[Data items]
○ ○ ○ ○ ○
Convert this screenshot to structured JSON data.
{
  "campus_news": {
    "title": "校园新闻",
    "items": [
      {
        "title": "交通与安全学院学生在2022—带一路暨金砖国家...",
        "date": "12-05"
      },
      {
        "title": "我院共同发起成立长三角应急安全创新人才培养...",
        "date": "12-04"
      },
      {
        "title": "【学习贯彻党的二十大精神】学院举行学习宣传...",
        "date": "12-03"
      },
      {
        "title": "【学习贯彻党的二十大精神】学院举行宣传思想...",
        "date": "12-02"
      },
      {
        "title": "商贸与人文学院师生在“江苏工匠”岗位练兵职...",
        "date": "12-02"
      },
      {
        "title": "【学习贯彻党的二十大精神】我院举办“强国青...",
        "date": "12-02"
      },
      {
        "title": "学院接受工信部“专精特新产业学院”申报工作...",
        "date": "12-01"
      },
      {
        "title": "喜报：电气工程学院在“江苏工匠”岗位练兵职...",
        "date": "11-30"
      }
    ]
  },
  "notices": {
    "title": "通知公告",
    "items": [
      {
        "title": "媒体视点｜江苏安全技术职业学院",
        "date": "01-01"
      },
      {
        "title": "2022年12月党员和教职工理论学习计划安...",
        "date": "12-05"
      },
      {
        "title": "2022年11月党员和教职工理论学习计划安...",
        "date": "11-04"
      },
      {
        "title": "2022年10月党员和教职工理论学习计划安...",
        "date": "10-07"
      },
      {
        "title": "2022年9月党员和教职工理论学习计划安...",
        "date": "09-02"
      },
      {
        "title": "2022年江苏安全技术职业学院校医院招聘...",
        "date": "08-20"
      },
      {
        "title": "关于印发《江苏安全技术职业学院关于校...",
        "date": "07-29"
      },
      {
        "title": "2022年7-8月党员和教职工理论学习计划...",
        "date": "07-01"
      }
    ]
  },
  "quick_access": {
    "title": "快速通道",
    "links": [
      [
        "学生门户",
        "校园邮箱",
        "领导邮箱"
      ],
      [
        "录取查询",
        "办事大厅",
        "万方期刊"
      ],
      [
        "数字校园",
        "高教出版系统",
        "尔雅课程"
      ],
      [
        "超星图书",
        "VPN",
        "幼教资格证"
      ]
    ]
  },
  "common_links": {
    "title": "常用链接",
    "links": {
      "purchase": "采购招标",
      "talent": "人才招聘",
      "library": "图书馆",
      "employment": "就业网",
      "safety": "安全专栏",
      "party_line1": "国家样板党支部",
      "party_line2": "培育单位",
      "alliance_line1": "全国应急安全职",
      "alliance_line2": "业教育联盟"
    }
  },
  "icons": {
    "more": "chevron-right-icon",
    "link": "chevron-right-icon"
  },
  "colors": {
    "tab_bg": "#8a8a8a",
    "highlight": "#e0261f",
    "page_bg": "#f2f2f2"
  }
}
○ ○ ○ ○ ○
▶ [Your goal]
Reproduce all data above, unchanged.

▶ [Problem solution]
Convert this screenshot to structured JSON data.
{
  "campus_news": {
    "title": "校园新闻",
    "items": [
      {
        "title": "交通与安全学院学生在2022—带一路暨金砖国家...",
        "date": "12-05"
      },
      {
        "title": "我院共同发起成立长三角应急安全创新人才培养...",
        "date": "12-04"
      },
      {
        "title": "【学习贯彻党的二十大精神】学院举行学习宣传...",
        "date": "12-03"
      },
      {
        "title": "【学习贯彻党的二十大精神】学院举行宣传思想...",
        "date": "12-02"
      },
      {
        "title": "商贸与人文学院师生在“江苏工匠”岗位练兵职...",
        "date": "12-02"
      },
      {
        "title": "【学习贯彻党的二十大精神】我院举办“强国青...",
        "date": "12-02"
      },
      {
        "title": "学院接受工信部“专精特新产业学院”申报工作...",
        "date": "12-01"
      },
      {
        "title": "喜报：电气工程学院在“江苏工匠”岗位练兵职...",
        "date": "11-30"
      }
    ]
  },
  "notices": {
    "title": "通知公告",
    "items": [
      {
        "title": "媒体视点｜江苏安全技术职业学院",
        "date": "01-01"
      },
      {
        "title": "2022年12月党员和教职工理论学习计划安...",
        "date": "12-05"
      },
      {
        "title": "2022年11月党员和教职工理论学习计划安...",
        "date": "11-04"
      },
      {
        "title": "2022年10月党员和教职工理论学习计划安...",
        "date": "10-07"
      },
      {
        "title": "2022年9月党员和教职工理论学习计划安...",
        "date": "09-02"
      },
      {
        "title": "2022年江苏安全技术职业学院校医院招聘...",
        "date": "08-20"
      },
      {
        "title": "关于印发《江苏安全技术职业学院关于校...",
        "date": "07-29"
      },
      {
        "title": "2022年7-8月党员和教职工理论学习计划...",
        "date": "07-01"
      }
    ]
  },
  "quick_access": {
    "title": "快速通道",
    "links": [
      [
        "学生门户",
        "校园邮箱",
        "领导邮箱"
      ],
      [
        "录取查询",
        "办事大厅",
        "万方期刊"
      ],
      [
        "数字校园",
        "高教出版系统",
        "尔雅课程"
      ],
      [
        "超星图书",
        "VPN",
        "幼教资格证"
      ]
    ]
  },
  "common_links": {
    "title": "常用链接",
    "links": {
      "purchase": "采购招标",
      "talent": "人才招聘",
      "library": "图书馆",
      "employment": "就业网",
      "safety": "安全专栏",
      "party_line1": "国家样板党支部",
      "party_line2": "培育单位",
      "alliance_line1": "全国应急安全职",
      "alliance_line2": "业教育联盟"
    }
  },
  "icons": {
    "more": "chevron-right-icon",
    "link": "chevron-right-icon"
  },
  "colors": {
    "tab_bg": "#8a8a8a",
    "highlight": "#e0261f",
    "page_bg": "#f2f2f2"
  }
}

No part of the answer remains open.